==== Provided information

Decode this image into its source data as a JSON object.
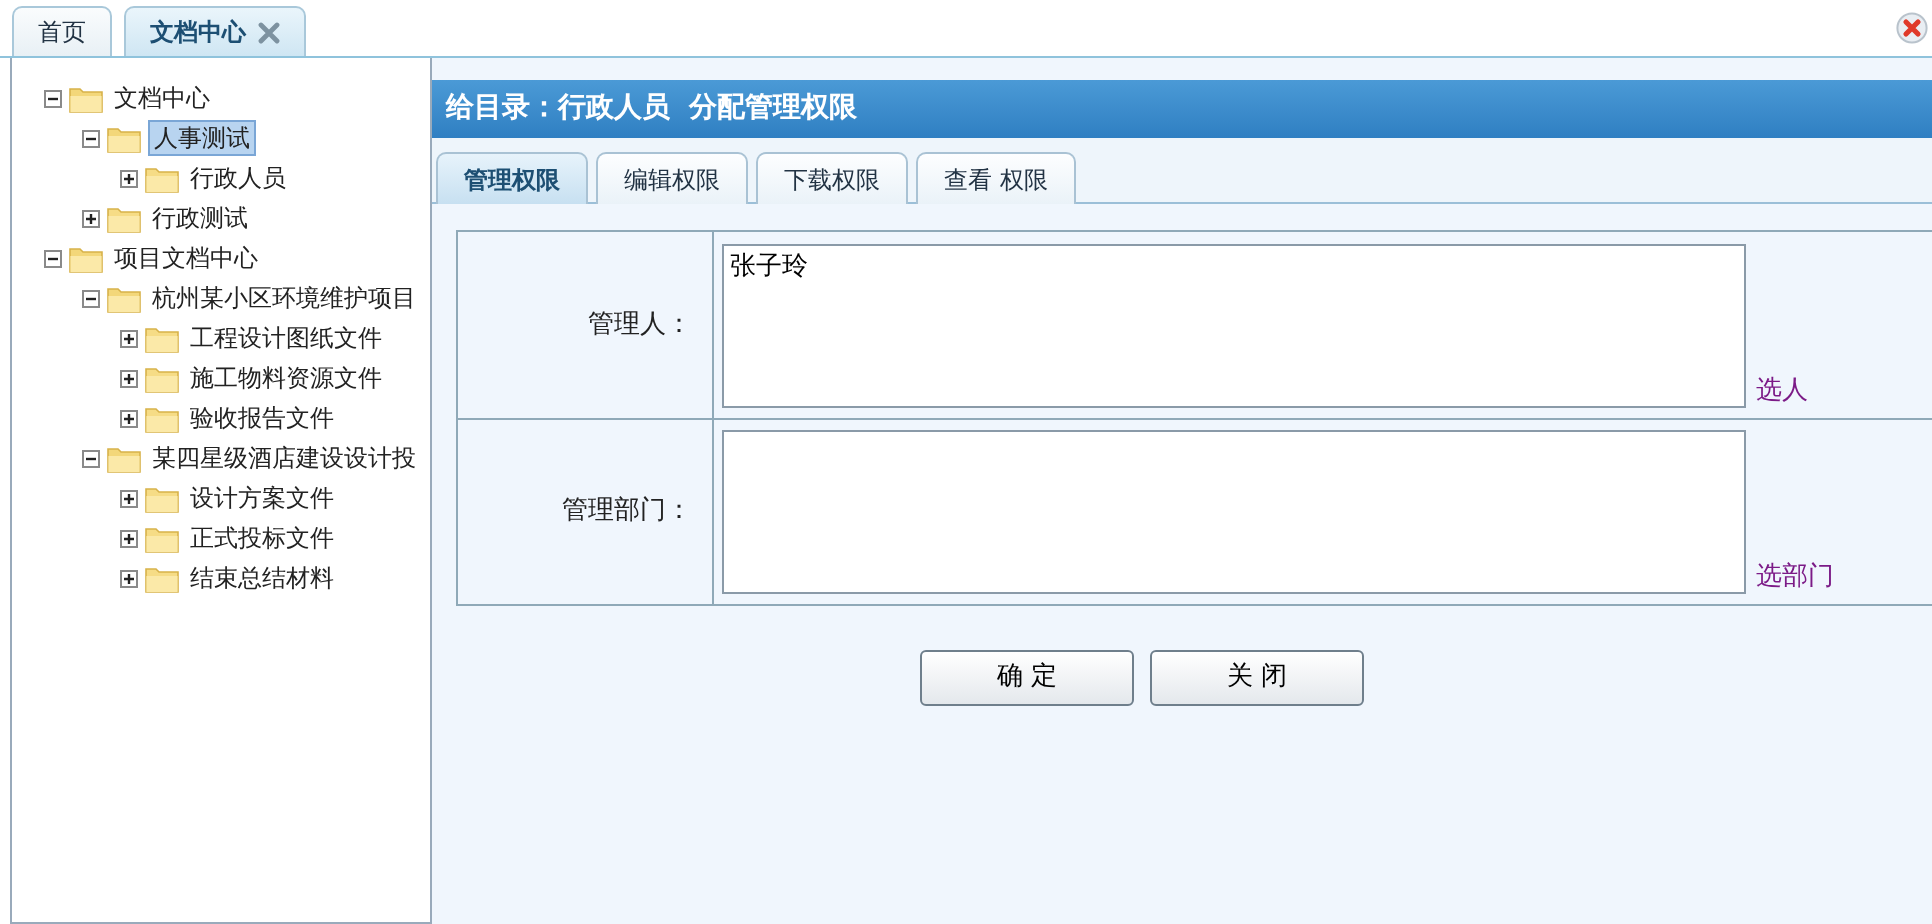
{
  "top_tabs": [
    {
      "label": "首页",
      "selected": false,
      "closable": false
    },
    {
      "label": "文档中心",
      "selected": true,
      "closable": true
    }
  ],
  "tree": [
    {
      "label": "文档中心",
      "expanded": true,
      "selected": false,
      "children": [
        {
          "label": "人事测试",
          "expanded": true,
          "selected": true,
          "children": [
            {
              "label": "行政人员",
              "expanded": false,
              "selected": false
            }
          ]
        },
        {
          "label": "行政测试",
          "expanded": false,
          "selected": false
        }
      ]
    },
    {
      "label": "项目文档中心",
      "expanded": true,
      "selected": false,
      "children": [
        {
          "label": "杭州某小区环境维护项目",
          "expanded": true,
          "selected": false,
          "children": [
            {
              "label": "工程设计图纸文件",
              "expanded": false,
              "selected": false
            },
            {
              "label": "施工物料资源文件",
              "expanded": false,
              "selected": false
            },
            {
              "label": "验收报告文件",
              "expanded": false,
              "selected": false
            }
          ]
        },
        {
          "label": "某四星级酒店建设设计投",
          "expanded": true,
          "selected": false,
          "children": [
            {
              "label": "设计方案文件",
              "expanded": false,
              "selected": false
            },
            {
              "label": "正式投标文件",
              "expanded": false,
              "selected": false
            },
            {
              "label": "结束总结材料",
              "expanded": false,
              "selected": false
            }
          ]
        }
      ]
    }
  ],
  "panel": {
    "title": "给目录：行政人员  分配管理权限",
    "tabs": [
      {
        "label": "管理权限",
        "selected": true
      },
      {
        "label": "编辑权限",
        "selected": false
      },
      {
        "label": "下载权限",
        "selected": false
      },
      {
        "label": "查看 权限",
        "selected": false
      }
    ],
    "fields": [
      {
        "label": "管理人：",
        "value": "张子玲",
        "action": "选人"
      },
      {
        "label": "管理部门：",
        "action": "选部门"
      }
    ],
    "buttons": [
      "确 定",
      "关 闭"
    ]
  }
}
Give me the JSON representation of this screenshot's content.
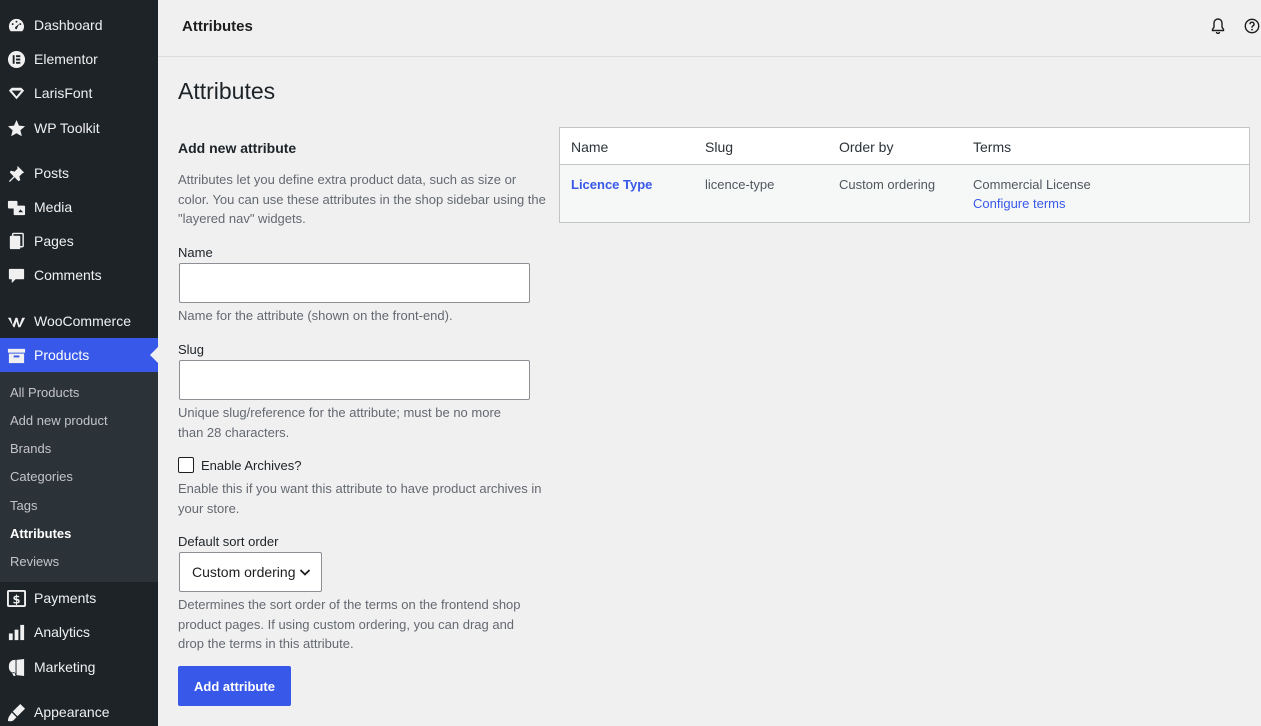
{
  "sidebar": {
    "items": [
      {
        "label": "Dashboard",
        "icon": "dashboard-icon"
      },
      {
        "label": "Elementor",
        "icon": "elementor-icon"
      },
      {
        "label": "LarisFont",
        "icon": "diamond-icon"
      },
      {
        "label": "WP Toolkit",
        "icon": "star-icon"
      },
      {
        "label": "Posts",
        "icon": "pin-icon"
      },
      {
        "label": "Media",
        "icon": "media-icon"
      },
      {
        "label": "Pages",
        "icon": "pages-icon"
      },
      {
        "label": "Comments",
        "icon": "comment-icon"
      },
      {
        "label": "WooCommerce",
        "icon": "woocommerce-icon"
      },
      {
        "label": "Products",
        "icon": "archive-icon"
      },
      {
        "label": "Payments",
        "icon": "dollar-icon"
      },
      {
        "label": "Analytics",
        "icon": "bar-chart-icon"
      },
      {
        "label": "Marketing",
        "icon": "megaphone-icon"
      },
      {
        "label": "Appearance",
        "icon": "brush-icon"
      }
    ],
    "submenu": [
      "All Products",
      "Add new product",
      "Brands",
      "Categories",
      "Tags",
      "Attributes",
      "Reviews"
    ],
    "active_item": "Products",
    "current_sub": "Attributes",
    "accent_color": "#3858e9"
  },
  "topbar": {
    "title": "Attributes",
    "bell_icon": "bell-icon",
    "help_icon": "help-icon"
  },
  "page_title": "Attributes",
  "form": {
    "heading": "Add new attribute",
    "intro": "Attributes let you define extra product data, such as size or color. You can use these attributes in the shop sidebar using the \"layered nav\" widgets.",
    "name_label": "Name",
    "name_value": "",
    "name_help": "Name for the attribute (shown on the front-end).",
    "slug_label": "Slug",
    "slug_value": "",
    "slug_help": "Unique slug/reference for the attribute; must be no more than 28 characters.",
    "archives_label": "Enable Archives?",
    "archives_checked": false,
    "archives_help": "Enable this if you want this attribute to have product archives in your store.",
    "sort_label": "Default sort order",
    "sort_value": "Custom ordering",
    "sort_help": "Determines the sort order of the terms on the frontend shop product pages. If using custom ordering, you can drag and drop the terms in this attribute.",
    "submit_label": "Add attribute"
  },
  "table": {
    "columns": [
      "Name",
      "Slug",
      "Order by",
      "Terms"
    ],
    "rows": [
      {
        "name": "Licence Type",
        "slug": "licence-type",
        "order_by": "Custom ordering",
        "terms": "Commercial License",
        "configure": "Configure terms"
      }
    ]
  }
}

========

Problem to work on: All entries must be written out again exactly as given, with no pictures in the copy.

Reply to the exercise:
Decode this image into its source data as a JSON object.
{
  "top_tabs": [
    {
      "label": "首页",
      "selected": false,
      "closable": false
    },
    {
      "label": "文档中心",
      "selected": true,
      "closable": true
    }
  ],
  "tree": [
    {
      "label": "文档中心",
      "expanded": true,
      "selected": false,
      "children": [
        {
          "label": "人事测试",
          "expanded": true,
          "selected": true,
          "children": [
            {
              "label": "行政人员",
              "expanded": false,
              "selected": false
            }
          ]
        },
        {
          "label": "行政测试",
          "expanded": false,
          "selected": false
        }
      ]
    },
    {
      "label": "项目文档中心",
      "expanded": true,
      "selected": false,
      "children": [
        {
          "label": "杭州某小区环境维护项目",
          "expanded": true,
          "selected": false,
          "children": [
            {
              "label": "工程设计图纸文件",
              "expanded": false,
              "selected": false
            },
            {
              "label": "施工物料资源文件",
              "expanded": false,
              "selected": false
            },
            {
              "label": "验收报告文件",
              "expanded": false,
              "selected": false
            }
          ]
        },
        {
          "label": "某四星级酒店建设设计投",
          "expanded": true,
          "selected": false,
          "children": [
            {
              "label": "设计方案文件",
              "expanded": false,
              "selected": false
            },
            {
              "label": "正式投标文件",
              "expanded": false,
              "selected": false
            },
            {
              "label": "结束总结材料",
              "expanded": false,
              "selected": false
            }
          ]
        }
      ]
    }
  ],
  "panel": {
    "title": "给目录：行政人员  分配管理权限",
    "tabs": [
      {
        "label": "管理权限",
        "selected": true
      },
      {
        "label": "编辑权限",
        "selected": false
      },
      {
        "label": "下载权限",
        "selected": false
      },
      {
        "label": "查看 权限",
        "selected": false
      }
    ],
    "fields": [
      {
        "label": "管理人：",
        "value": "张子玲",
        "action": "选人"
      },
      {
        "label": "管理部门：",
        "action": "选部门"
      }
    ],
    "buttons": [
      "确 定",
      "关 闭"
    ]
  }
}
Give me the JSON representation of this screenshot's content.
{
  "sidebar": {
    "items": [
      {
        "label": "Dashboard",
        "icon": "dashboard-icon"
      },
      {
        "label": "Elementor",
        "icon": "elementor-icon"
      },
      {
        "label": "LarisFont",
        "icon": "diamond-icon"
      },
      {
        "label": "WP Toolkit",
        "icon": "star-icon"
      },
      {
        "label": "Posts",
        "icon": "pin-icon"
      },
      {
        "label": "Media",
        "icon": "media-icon"
      },
      {
        "label": "Pages",
        "icon": "pages-icon"
      },
      {
        "label": "Comments",
        "icon": "comment-icon"
      },
      {
        "label": "WooCommerce",
        "icon": "woocommerce-icon"
      },
      {
        "label": "Products",
        "icon": "archive-icon"
      },
      {
        "label": "Payments",
        "icon": "dollar-icon"
      },
      {
        "label": "Analytics",
        "icon": "bar-chart-icon"
      },
      {
        "label": "Marketing",
        "icon": "megaphone-icon"
      },
      {
        "label": "Appearance",
        "icon": "brush-icon"
      }
    ],
    "submenu": [
      "All Products",
      "Add new product",
      "Brands",
      "Categories",
      "Tags",
      "Attributes",
      "Reviews"
    ],
    "active_item": "Products",
    "current_sub": "Attributes",
    "accent_color": "#3858e9"
  },
  "topbar": {
    "title": "Attributes",
    "bell_icon": "bell-icon",
    "help_icon": "help-icon"
  },
  "page_title": "Attributes",
  "form": {
    "heading": "Add new attribute",
    "intro": "Attributes let you define extra product data, such as size or color. You can use these attributes in the shop sidebar using the \"layered nav\" widgets.",
    "name_label": "Name",
    "name_value": "",
    "name_help": "Name for the attribute (shown on the front-end).",
    "slug_label": "Slug",
    "slug_value": "",
    "slug_help": "Unique slug/reference for the attribute; must be no more than 28 characters.",
    "archives_label": "Enable Archives?",
    "archives_checked": false,
    "archives_help": "Enable this if you want this attribute to have product archives in your store.",
    "sort_label": "Default sort order",
    "sort_value": "Custom ordering",
    "sort_help": "Determines the sort order of the terms on the frontend shop product pages. If using custom ordering, you can drag and drop the terms in this attribute.",
    "submit_label": "Add attribute"
  },
  "table": {
    "columns": [
      "Name",
      "Slug",
      "Order by",
      "Terms"
    ],
    "rows": [
      {
        "name": "Licence Type",
        "slug": "licence-type",
        "order_by": "Custom ordering",
        "terms": "Commercial License",
        "configure": "Configure terms"
      }
    ]
  }
}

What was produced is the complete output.